-- START OF RECORDS SHOWN --
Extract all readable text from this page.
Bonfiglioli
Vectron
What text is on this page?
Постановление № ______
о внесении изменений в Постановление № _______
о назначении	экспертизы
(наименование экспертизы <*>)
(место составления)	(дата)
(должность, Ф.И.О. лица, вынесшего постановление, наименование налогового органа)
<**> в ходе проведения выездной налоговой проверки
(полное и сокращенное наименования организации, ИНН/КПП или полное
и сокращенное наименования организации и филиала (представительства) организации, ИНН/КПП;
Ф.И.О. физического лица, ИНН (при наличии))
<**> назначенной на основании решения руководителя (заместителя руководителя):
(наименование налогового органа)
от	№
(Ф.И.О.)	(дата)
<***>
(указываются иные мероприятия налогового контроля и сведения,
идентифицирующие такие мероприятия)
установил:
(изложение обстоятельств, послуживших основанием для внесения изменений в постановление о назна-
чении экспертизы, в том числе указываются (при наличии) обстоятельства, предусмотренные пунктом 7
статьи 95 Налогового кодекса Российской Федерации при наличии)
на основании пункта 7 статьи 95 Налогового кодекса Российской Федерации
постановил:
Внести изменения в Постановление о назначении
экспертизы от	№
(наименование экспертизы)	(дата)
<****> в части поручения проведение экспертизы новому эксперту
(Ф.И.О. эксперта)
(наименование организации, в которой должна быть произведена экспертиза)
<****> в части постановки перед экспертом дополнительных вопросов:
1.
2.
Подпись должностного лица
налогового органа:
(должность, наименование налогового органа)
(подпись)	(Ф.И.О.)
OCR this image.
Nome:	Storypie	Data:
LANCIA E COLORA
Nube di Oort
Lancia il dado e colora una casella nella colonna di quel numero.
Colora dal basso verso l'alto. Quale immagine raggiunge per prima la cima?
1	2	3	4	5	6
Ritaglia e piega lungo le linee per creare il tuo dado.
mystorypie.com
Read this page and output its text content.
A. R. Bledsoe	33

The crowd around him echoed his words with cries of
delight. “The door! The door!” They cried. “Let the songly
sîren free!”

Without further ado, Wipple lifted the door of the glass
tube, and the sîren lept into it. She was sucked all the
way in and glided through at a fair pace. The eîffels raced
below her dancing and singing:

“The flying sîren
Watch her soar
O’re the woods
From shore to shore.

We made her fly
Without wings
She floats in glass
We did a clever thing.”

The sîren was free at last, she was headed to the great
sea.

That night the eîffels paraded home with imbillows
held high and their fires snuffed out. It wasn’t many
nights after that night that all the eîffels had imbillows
-- END OF RECORDS SHOWN --
* _GOAL OF THE EXERCISE_
Tell how many lines above contain the word "dado". Give the number alone.

* _THE RESPONSE_
2